WHAT THE TASK ASKS - Scan the material below for lines with the word "JSON" and report how many there are, with nothing added.

------------------------------------------------

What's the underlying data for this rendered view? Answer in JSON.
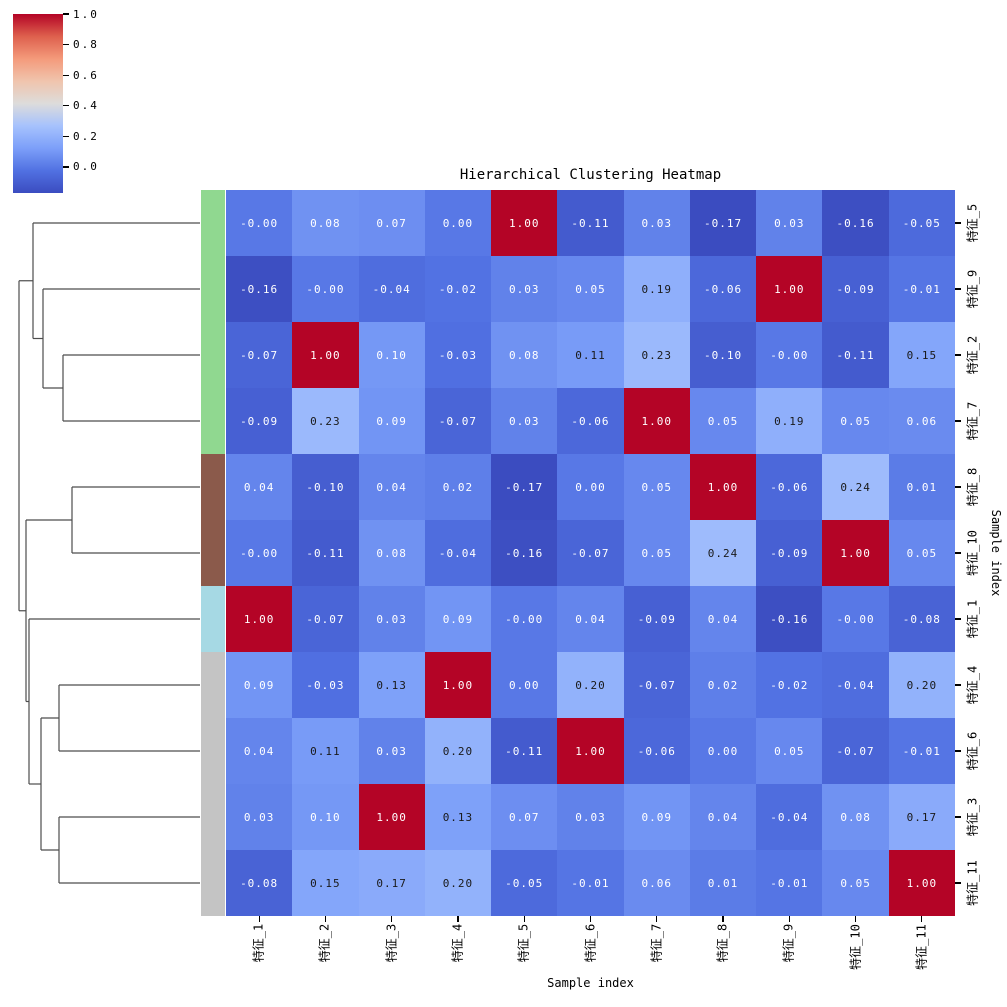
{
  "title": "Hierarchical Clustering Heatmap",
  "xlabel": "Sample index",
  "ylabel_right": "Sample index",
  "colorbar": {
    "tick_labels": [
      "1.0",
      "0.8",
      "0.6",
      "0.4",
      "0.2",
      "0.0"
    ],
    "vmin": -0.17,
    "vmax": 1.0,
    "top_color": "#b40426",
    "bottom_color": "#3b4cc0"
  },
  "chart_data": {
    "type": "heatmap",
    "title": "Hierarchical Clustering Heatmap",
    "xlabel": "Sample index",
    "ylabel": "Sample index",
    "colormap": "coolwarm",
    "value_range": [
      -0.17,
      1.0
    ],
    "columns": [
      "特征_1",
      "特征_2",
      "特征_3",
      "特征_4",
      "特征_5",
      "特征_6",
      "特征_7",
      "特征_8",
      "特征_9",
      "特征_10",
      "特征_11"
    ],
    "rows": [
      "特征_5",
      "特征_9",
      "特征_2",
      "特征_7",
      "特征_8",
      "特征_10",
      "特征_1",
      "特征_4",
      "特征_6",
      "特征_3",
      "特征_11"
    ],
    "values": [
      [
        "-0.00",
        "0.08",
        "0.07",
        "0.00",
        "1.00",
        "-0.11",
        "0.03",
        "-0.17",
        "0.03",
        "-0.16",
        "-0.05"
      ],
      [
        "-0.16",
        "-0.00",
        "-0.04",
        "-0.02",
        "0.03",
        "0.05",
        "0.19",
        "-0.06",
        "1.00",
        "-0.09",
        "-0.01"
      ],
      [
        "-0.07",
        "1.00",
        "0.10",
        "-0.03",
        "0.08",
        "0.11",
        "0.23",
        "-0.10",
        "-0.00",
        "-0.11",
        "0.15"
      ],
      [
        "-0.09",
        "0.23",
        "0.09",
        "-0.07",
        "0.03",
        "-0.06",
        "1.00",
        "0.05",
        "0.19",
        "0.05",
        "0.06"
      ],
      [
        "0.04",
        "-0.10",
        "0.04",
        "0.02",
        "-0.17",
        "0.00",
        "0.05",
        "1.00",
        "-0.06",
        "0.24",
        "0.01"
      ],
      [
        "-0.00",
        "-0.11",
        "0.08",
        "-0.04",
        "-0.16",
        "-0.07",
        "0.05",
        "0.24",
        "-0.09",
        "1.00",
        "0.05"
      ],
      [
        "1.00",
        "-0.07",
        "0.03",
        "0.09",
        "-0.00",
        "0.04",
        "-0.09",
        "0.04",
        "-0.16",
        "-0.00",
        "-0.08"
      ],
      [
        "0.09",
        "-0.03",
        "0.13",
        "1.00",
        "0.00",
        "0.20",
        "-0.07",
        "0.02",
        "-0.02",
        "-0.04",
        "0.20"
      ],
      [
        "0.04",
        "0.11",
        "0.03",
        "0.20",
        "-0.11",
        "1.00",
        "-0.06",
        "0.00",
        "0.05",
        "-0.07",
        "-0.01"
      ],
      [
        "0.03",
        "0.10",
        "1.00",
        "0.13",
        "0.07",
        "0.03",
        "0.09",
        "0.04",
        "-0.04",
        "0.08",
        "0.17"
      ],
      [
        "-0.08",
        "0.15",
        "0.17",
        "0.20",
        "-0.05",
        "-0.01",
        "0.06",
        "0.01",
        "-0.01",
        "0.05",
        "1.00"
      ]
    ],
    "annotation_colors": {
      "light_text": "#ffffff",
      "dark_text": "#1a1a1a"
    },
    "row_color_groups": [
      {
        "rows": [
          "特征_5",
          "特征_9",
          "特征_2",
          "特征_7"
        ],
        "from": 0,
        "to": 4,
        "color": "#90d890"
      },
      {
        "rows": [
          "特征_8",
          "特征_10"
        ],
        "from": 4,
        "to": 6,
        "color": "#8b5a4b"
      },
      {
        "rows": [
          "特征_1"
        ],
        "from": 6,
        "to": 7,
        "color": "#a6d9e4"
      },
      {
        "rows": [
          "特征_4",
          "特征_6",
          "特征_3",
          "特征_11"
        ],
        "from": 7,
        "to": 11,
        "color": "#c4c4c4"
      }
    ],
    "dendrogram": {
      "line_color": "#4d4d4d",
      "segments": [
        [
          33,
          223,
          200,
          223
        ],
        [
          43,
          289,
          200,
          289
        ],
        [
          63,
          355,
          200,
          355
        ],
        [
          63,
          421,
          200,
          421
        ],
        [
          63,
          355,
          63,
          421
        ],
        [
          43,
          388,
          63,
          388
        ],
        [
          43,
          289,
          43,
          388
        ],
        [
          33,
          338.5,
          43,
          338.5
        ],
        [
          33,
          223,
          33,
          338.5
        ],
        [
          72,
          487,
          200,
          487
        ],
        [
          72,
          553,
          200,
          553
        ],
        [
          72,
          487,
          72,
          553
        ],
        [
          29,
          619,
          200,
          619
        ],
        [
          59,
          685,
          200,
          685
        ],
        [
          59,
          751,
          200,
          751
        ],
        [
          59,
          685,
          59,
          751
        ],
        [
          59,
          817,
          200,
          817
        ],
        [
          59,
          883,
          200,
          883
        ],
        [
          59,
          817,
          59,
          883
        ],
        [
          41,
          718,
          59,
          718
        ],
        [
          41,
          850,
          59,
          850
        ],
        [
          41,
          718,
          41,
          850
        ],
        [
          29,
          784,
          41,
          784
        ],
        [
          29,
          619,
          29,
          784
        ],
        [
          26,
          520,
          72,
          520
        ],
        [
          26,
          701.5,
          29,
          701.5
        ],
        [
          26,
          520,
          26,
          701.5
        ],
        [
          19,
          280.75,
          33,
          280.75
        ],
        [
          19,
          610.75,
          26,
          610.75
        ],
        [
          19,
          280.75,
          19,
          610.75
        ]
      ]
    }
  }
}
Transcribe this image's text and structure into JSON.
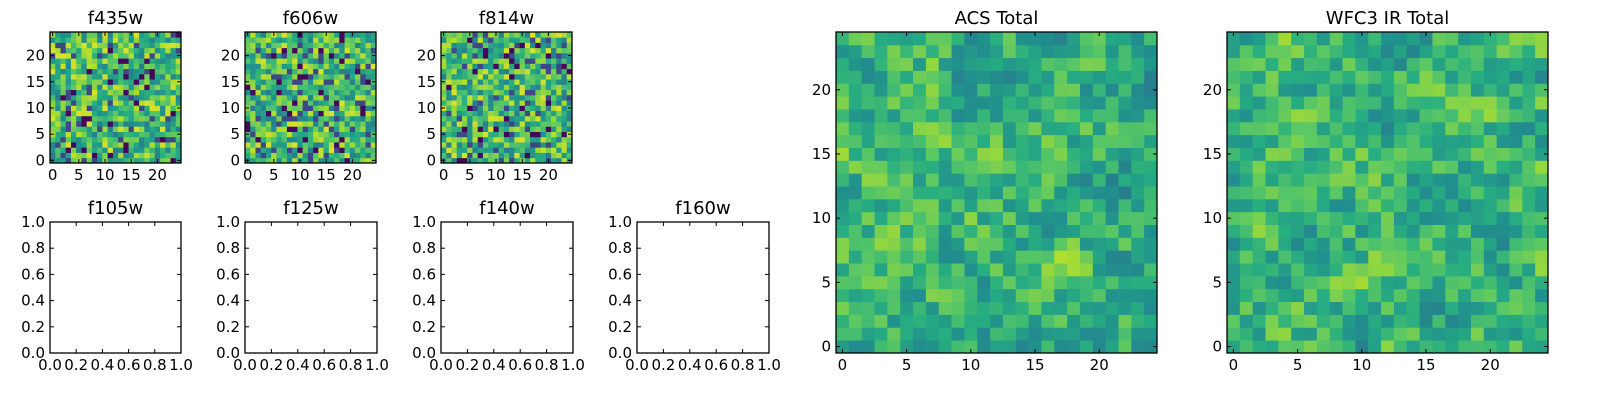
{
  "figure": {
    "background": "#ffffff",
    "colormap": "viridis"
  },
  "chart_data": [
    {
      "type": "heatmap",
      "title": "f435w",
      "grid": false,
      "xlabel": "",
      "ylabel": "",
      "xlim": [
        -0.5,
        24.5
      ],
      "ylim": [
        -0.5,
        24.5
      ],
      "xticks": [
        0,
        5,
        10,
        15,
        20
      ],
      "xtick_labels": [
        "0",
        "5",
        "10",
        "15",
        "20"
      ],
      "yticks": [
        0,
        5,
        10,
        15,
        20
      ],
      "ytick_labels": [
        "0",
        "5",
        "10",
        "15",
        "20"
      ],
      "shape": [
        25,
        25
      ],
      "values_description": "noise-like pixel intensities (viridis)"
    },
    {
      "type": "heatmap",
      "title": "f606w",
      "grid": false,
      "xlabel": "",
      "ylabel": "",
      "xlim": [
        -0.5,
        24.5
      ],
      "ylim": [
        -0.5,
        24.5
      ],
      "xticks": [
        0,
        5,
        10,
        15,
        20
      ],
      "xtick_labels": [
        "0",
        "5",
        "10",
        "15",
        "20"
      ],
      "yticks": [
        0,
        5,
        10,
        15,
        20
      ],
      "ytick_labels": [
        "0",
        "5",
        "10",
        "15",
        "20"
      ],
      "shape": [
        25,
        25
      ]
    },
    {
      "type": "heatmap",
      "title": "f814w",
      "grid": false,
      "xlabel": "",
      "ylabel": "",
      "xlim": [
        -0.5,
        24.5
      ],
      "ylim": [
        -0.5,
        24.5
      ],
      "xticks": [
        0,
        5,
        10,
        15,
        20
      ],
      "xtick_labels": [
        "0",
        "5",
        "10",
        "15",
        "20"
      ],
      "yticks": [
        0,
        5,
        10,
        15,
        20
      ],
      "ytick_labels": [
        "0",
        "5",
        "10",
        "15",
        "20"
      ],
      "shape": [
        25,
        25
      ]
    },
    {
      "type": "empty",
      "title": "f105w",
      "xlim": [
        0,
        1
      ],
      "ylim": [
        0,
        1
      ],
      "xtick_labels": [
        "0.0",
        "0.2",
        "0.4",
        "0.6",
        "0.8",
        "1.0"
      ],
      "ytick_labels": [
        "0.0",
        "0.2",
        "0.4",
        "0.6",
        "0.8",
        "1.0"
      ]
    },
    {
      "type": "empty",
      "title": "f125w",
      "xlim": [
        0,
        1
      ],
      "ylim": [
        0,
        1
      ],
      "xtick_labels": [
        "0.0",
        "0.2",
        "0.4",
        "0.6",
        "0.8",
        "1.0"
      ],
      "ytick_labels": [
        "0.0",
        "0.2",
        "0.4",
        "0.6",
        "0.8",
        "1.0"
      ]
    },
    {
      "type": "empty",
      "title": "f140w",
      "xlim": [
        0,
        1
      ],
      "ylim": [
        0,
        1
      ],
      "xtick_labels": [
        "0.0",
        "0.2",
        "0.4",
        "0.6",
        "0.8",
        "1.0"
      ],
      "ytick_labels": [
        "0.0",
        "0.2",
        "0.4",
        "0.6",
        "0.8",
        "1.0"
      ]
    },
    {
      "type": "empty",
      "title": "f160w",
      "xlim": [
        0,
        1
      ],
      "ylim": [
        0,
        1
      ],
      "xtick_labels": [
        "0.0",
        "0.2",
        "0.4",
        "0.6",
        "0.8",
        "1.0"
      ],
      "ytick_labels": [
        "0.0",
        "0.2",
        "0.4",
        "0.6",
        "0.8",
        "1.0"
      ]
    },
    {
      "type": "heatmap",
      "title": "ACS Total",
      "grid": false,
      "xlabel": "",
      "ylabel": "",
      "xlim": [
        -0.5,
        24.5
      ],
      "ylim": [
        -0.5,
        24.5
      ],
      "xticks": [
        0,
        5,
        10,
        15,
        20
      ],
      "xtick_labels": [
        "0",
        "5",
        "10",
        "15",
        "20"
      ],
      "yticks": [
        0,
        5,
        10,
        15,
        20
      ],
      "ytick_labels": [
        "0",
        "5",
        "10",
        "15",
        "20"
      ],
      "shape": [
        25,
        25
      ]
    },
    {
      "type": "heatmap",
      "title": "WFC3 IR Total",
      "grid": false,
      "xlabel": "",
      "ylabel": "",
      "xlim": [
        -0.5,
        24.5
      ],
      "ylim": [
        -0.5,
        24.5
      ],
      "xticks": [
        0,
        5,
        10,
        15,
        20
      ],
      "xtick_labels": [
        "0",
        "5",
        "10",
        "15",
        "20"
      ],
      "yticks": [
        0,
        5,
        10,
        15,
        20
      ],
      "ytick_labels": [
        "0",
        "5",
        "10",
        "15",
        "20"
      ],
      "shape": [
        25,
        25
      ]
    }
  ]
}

------------------------------------------------

RESULT OF THIS EXERCISE - 2